WORK INSTRUCTIONS:
Pull every line of the entries that has the word "document".

INFORMATION GIVEN:
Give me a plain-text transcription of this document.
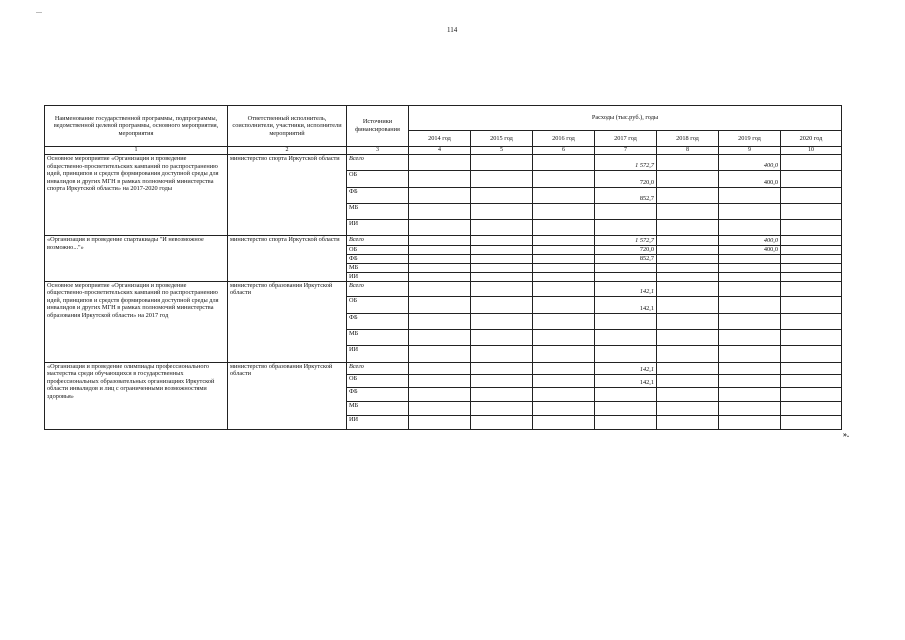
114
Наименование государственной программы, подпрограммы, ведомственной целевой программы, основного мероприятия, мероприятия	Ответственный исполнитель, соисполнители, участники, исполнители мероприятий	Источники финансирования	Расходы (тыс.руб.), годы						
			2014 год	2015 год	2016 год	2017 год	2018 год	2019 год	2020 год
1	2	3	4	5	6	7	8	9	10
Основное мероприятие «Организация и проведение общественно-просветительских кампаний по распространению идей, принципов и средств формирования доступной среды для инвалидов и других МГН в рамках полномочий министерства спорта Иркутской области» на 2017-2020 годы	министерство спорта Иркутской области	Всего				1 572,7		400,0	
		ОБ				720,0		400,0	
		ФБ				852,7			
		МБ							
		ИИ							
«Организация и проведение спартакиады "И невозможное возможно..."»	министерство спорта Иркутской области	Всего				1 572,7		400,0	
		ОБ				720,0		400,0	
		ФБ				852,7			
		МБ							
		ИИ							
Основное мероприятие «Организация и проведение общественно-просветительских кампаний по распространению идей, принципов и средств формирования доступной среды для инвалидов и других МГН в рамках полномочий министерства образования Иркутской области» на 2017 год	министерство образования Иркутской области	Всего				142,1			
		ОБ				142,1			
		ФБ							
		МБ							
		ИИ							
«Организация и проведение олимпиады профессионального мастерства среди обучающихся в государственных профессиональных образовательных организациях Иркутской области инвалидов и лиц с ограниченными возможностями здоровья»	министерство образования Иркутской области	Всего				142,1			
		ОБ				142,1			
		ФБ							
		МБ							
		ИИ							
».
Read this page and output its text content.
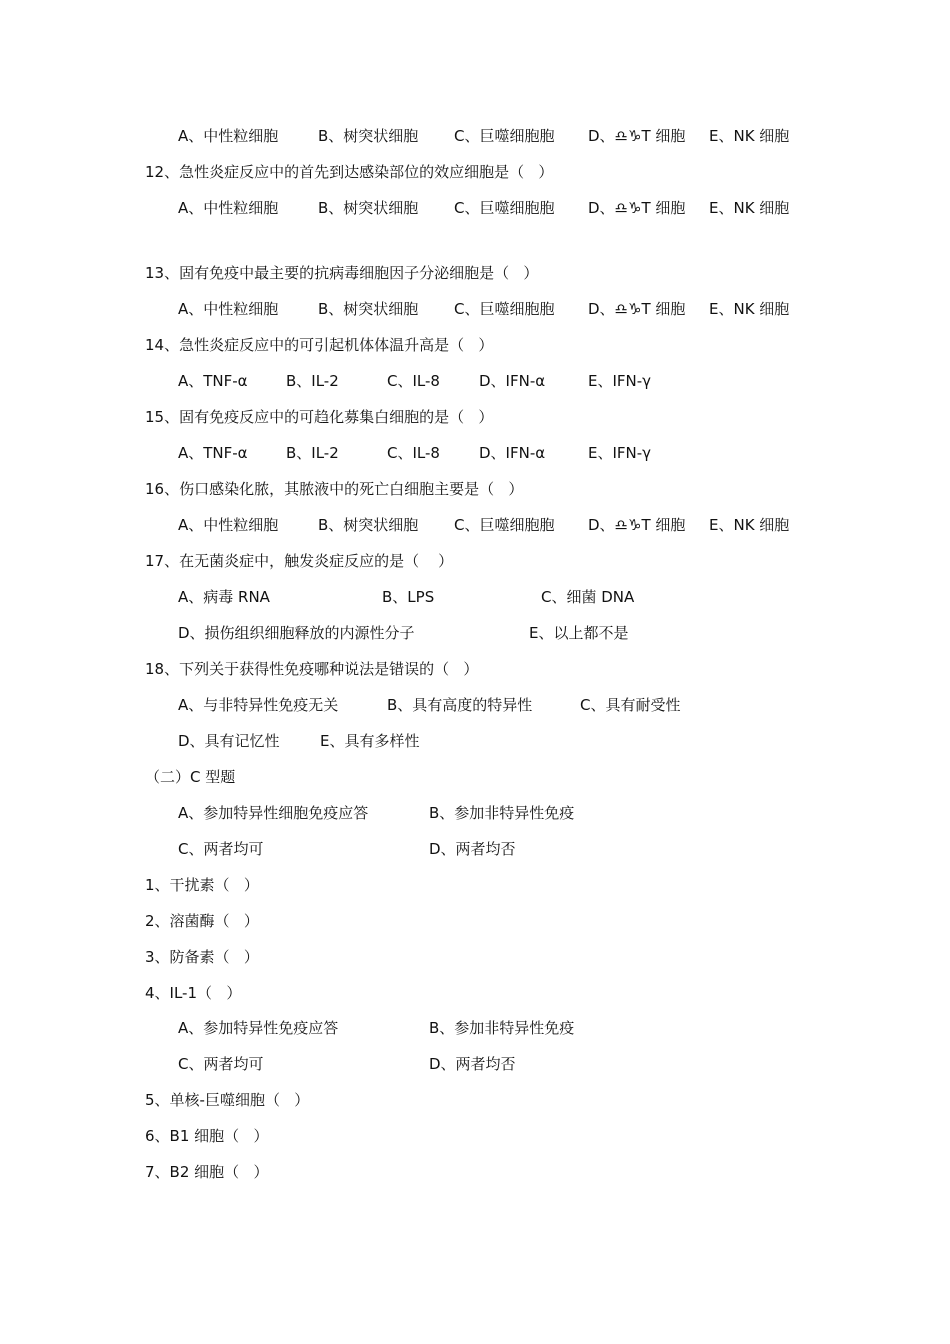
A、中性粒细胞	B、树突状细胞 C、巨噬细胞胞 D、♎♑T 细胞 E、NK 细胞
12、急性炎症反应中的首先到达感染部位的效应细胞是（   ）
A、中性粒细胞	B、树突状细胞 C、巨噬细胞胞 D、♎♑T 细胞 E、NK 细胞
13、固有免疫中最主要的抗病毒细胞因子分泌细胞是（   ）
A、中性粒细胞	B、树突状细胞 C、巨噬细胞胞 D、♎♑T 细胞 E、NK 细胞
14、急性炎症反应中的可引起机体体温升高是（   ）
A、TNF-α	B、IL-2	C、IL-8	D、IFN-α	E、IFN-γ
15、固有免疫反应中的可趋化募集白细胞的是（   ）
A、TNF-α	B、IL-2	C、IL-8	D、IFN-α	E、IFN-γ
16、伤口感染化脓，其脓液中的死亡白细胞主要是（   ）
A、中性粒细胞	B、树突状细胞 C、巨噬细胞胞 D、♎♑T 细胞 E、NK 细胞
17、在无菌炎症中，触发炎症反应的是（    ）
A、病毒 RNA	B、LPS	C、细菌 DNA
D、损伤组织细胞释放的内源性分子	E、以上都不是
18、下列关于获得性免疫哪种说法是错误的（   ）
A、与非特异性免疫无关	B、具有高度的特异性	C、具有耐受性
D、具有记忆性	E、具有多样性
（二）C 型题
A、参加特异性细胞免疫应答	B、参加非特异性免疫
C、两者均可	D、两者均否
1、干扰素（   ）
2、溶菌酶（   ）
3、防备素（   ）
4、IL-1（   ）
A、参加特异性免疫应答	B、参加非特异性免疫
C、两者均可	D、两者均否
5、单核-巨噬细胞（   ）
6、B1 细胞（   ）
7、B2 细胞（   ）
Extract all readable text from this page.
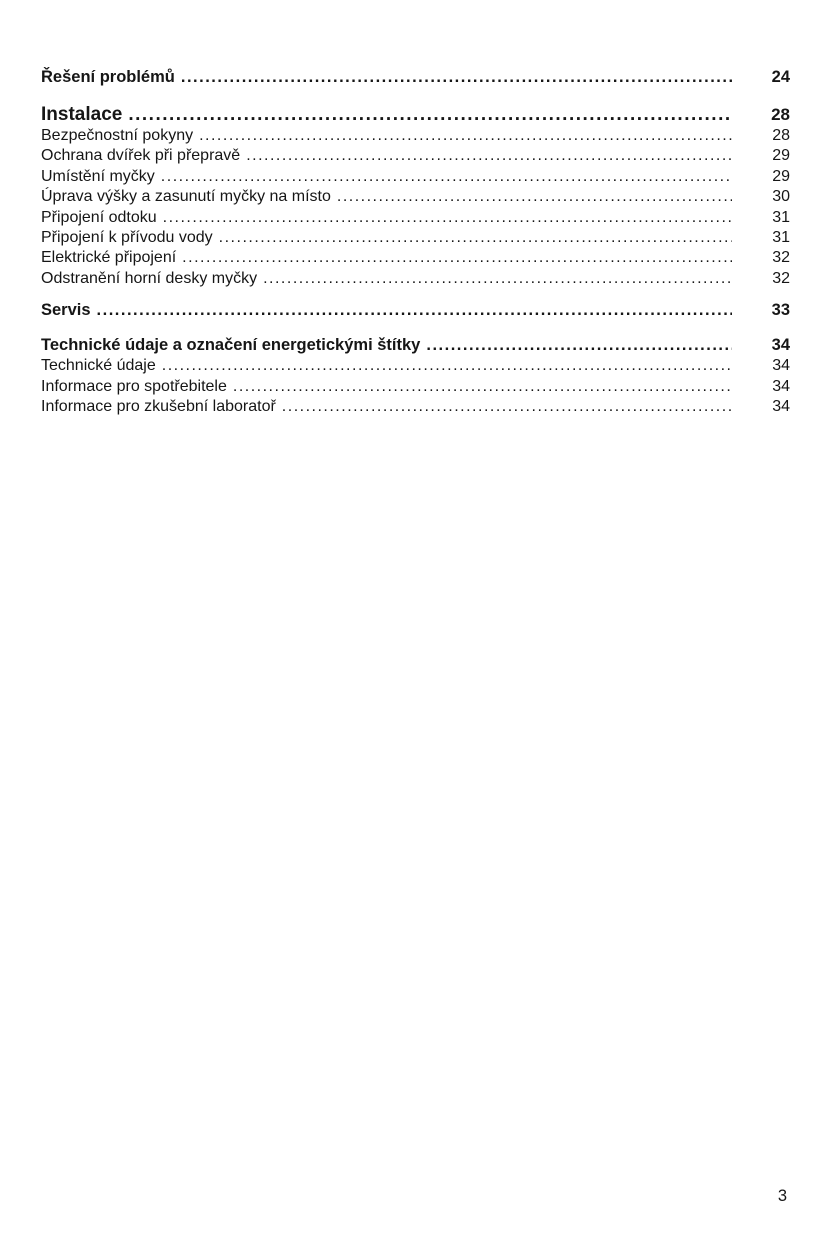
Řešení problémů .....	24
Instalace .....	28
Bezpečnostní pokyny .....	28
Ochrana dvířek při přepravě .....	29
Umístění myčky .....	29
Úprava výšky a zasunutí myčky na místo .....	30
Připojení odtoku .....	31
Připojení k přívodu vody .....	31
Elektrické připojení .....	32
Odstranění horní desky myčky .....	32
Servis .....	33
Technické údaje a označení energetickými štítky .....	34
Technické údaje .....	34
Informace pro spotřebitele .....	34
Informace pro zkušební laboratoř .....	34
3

==

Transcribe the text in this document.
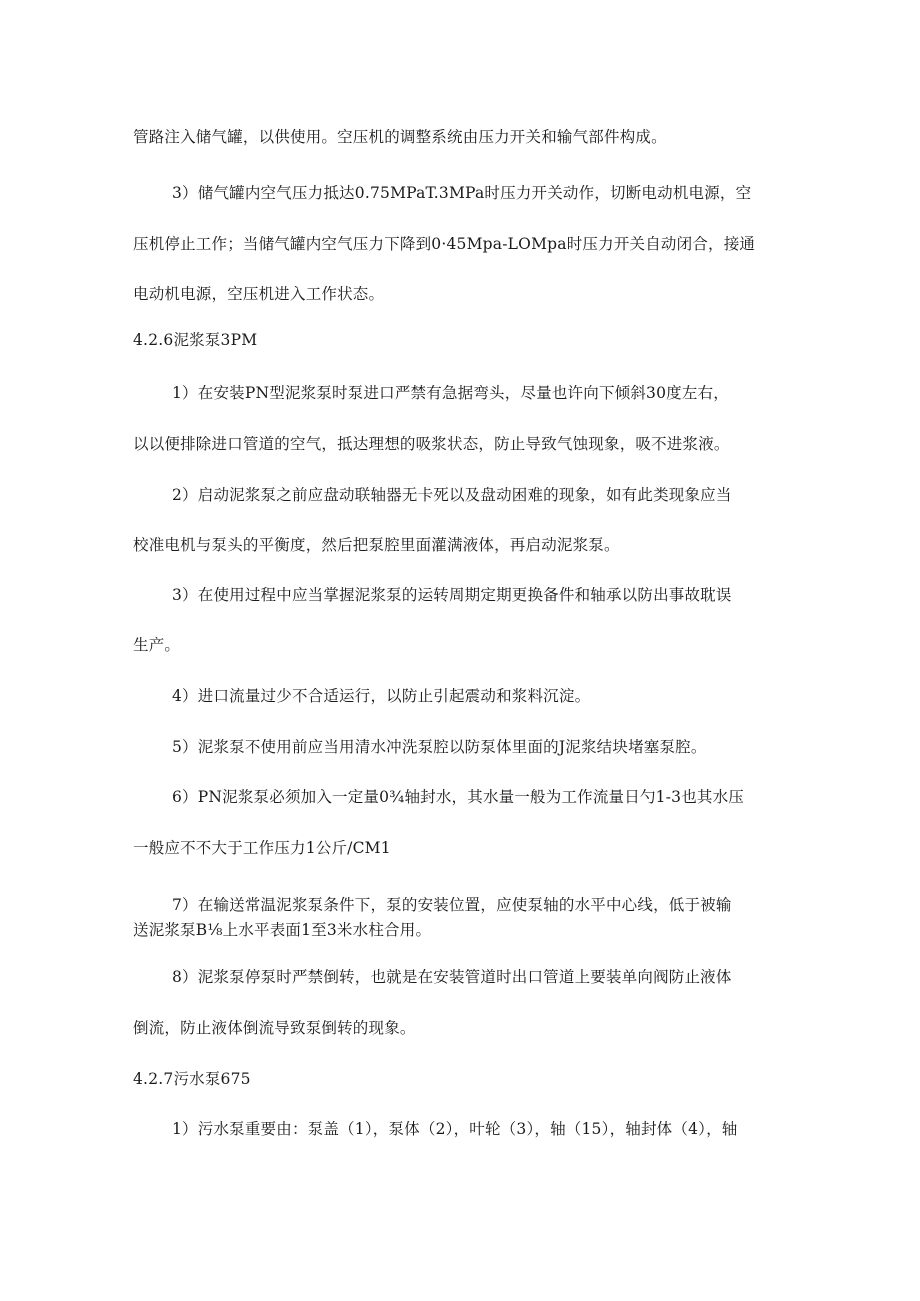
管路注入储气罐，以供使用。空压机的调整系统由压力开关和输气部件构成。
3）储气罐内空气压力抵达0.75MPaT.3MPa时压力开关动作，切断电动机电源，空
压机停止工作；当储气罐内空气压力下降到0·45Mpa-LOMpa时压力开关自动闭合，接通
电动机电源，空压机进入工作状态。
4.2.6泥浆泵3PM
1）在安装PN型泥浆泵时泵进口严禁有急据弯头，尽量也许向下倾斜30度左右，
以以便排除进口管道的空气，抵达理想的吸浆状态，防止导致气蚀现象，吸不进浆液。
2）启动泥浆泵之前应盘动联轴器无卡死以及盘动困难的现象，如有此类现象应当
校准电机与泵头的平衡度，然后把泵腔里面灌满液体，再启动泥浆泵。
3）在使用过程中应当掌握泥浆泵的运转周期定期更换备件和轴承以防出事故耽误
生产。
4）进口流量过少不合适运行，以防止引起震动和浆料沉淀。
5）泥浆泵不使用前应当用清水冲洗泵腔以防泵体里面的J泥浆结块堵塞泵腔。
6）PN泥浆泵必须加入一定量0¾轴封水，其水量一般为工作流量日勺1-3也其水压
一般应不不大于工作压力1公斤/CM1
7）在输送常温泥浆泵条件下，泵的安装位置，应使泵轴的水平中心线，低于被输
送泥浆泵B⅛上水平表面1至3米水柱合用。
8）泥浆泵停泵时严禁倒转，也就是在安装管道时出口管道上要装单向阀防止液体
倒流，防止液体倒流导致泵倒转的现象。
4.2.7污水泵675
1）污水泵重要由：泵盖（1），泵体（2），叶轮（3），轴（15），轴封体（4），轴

REPLY:
Give me a plain-text transcription of this document.
Transcribe the text in this document.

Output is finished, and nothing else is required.